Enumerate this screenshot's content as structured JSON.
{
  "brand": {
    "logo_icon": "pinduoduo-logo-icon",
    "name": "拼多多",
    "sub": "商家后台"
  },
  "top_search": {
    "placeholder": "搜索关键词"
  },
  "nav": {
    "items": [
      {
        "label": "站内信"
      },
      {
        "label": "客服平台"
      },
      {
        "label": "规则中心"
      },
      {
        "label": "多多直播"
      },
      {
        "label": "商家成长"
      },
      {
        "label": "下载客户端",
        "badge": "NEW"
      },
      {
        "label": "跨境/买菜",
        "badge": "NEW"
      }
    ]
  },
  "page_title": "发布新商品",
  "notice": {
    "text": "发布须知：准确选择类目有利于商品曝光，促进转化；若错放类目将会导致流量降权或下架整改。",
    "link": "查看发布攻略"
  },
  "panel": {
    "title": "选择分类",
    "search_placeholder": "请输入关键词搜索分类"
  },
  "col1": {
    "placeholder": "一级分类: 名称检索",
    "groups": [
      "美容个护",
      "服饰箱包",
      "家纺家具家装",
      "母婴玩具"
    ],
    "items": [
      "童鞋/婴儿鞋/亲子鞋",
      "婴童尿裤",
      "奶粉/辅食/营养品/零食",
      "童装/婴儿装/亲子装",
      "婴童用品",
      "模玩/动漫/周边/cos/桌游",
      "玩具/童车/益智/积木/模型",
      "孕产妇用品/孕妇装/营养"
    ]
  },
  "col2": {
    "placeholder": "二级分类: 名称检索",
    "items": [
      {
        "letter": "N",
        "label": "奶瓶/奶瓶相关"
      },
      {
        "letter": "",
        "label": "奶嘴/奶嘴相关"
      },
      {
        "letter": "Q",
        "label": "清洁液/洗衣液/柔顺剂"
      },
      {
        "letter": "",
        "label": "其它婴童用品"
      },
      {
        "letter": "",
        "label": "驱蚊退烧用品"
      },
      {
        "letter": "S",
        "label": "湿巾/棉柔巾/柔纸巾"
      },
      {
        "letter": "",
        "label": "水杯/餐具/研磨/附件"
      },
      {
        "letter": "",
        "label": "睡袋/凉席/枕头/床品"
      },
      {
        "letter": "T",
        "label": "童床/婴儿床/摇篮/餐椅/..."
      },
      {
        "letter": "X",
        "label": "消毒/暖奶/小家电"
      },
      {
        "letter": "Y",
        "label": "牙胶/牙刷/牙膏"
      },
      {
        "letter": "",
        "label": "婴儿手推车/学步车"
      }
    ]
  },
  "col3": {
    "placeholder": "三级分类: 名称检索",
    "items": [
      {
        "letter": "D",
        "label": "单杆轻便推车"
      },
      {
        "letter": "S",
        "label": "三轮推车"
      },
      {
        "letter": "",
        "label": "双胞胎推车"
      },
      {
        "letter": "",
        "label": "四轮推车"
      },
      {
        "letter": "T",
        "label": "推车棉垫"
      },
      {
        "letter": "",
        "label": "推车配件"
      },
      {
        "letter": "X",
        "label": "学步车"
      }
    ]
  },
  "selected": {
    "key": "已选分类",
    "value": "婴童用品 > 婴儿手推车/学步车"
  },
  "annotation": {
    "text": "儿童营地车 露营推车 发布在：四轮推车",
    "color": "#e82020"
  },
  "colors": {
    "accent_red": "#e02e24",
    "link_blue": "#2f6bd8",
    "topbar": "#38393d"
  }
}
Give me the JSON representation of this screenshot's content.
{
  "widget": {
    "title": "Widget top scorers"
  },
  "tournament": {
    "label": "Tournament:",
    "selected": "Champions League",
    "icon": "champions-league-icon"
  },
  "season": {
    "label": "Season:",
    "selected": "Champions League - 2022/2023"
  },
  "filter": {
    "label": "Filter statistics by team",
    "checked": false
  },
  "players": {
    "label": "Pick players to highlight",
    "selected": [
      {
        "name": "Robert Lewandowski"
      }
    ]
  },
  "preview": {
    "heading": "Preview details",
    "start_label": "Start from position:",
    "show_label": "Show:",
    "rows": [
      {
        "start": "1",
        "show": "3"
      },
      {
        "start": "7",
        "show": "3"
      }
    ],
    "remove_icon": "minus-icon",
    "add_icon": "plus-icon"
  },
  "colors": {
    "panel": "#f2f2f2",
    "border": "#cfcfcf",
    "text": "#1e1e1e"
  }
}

....

→ Exercise
Give the material above again, word for word.

→ The answer
Enumerate this screenshot's content as structured JSON.
{
  "brand": {
    "logo_icon": "pinduoduo-logo-icon",
    "name": "拼多多",
    "sub": "商家后台"
  },
  "top_search": {
    "placeholder": "搜索关键词"
  },
  "nav": {
    "items": [
      {
        "label": "站内信"
      },
      {
        "label": "客服平台"
      },
      {
        "label": "规则中心"
      },
      {
        "label": "多多直播"
      },
      {
        "label": "商家成长"
      },
      {
        "label": "下载客户端",
        "badge": "NEW"
      },
      {
        "label": "跨境/买菜",
        "badge": "NEW"
      }
    ]
  },
  "page_title": "发布新商品",
  "notice": {
    "text": "发布须知：准确选择类目有利于商品曝光，促进转化；若错放类目将会导致流量降权或下架整改。",
    "link": "查看发布攻略"
  },
  "panel": {
    "title": "选择分类",
    "search_placeholder": "请输入关键词搜索分类"
  },
  "col1": {
    "placeholder": "一级分类: 名称检索",
    "groups": [
      "美容个护",
      "服饰箱包",
      "家纺家具家装",
      "母婴玩具"
    ],
    "items": [
      "童鞋/婴儿鞋/亲子鞋",
      "婴童尿裤",
      "奶粉/辅食/营养品/零食",
      "童装/婴儿装/亲子装",
      "婴童用品",
      "模玩/动漫/周边/cos/桌游",
      "玩具/童车/益智/积木/模型",
      "孕产妇用品/孕妇装/营养"
    ]
  },
  "col2": {
    "placeholder": "二级分类: 名称检索",
    "items": [
      {
        "letter": "N",
        "label": "奶瓶/奶瓶相关"
      },
      {
        "letter": "",
        "label": "奶嘴/奶嘴相关"
      },
      {
        "letter": "Q",
        "label": "清洁液/洗衣液/柔顺剂"
      },
      {
        "letter": "",
        "label": "其它婴童用品"
      },
      {
        "letter": "",
        "label": "驱蚊退烧用品"
      },
      {
        "letter": "S",
        "label": "湿巾/棉柔巾/柔纸巾"
      },
      {
        "letter": "",
        "label": "水杯/餐具/研磨/附件"
      },
      {
        "letter": "",
        "label": "睡袋/凉席/枕头/床品"
      },
      {
        "letter": "T",
        "label": "童床/婴儿床/摇篮/餐椅/..."
      },
      {
        "letter": "X",
        "label": "消毒/暖奶/小家电"
      },
      {
        "letter": "Y",
        "label": "牙胶/牙刷/牙膏"
      },
      {
        "letter": "",
        "label": "婴儿手推车/学步车"
      }
    ]
  },
  "col3": {
    "placeholder": "三级分类: 名称检索",
    "items": [
      {
        "letter": "D",
        "label": "单杆轻便推车"
      },
      {
        "letter": "S",
        "label": "三轮推车"
      },
      {
        "letter": "",
        "label": "双胞胎推车"
      },
      {
        "letter": "",
        "label": "四轮推车"
      },
      {
        "letter": "T",
        "label": "推车棉垫"
      },
      {
        "letter": "",
        "label": "推车配件"
      },
      {
        "letter": "X",
        "label": "学步车"
      }
    ]
  },
  "selected": {
    "key": "已选分类",
    "value": "婴童用品 > 婴儿手推车/学步车"
  },
  "annotation": {
    "text": "儿童营地车 露营推车 发布在：四轮推车",
    "color": "#e82020"
  },
  "colors": {
    "accent_red": "#e02e24",
    "link_blue": "#2f6bd8",
    "topbar": "#38393d"
  }
}
Give me the JSON representation of this screenshot's content.
{
  "widget": {
    "title": "Widget top scorers"
  },
  "tournament": {
    "label": "Tournament:",
    "selected": "Champions League",
    "icon": "champions-league-icon"
  },
  "season": {
    "label": "Season:",
    "selected": "Champions League - 2022/2023"
  },
  "filter": {
    "label": "Filter statistics by team",
    "checked": false
  },
  "players": {
    "label": "Pick players to highlight",
    "selected": [
      {
        "name": "Robert Lewandowski"
      }
    ]
  },
  "preview": {
    "heading": "Preview details",
    "start_label": "Start from position:",
    "show_label": "Show:",
    "rows": [
      {
        "start": "1",
        "show": "3"
      },
      {
        "start": "7",
        "show": "3"
      }
    ],
    "remove_icon": "minus-icon",
    "add_icon": "plus-icon"
  },
  "colors": {
    "panel": "#f2f2f2",
    "border": "#cfcfcf",
    "text": "#1e1e1e"
  }
}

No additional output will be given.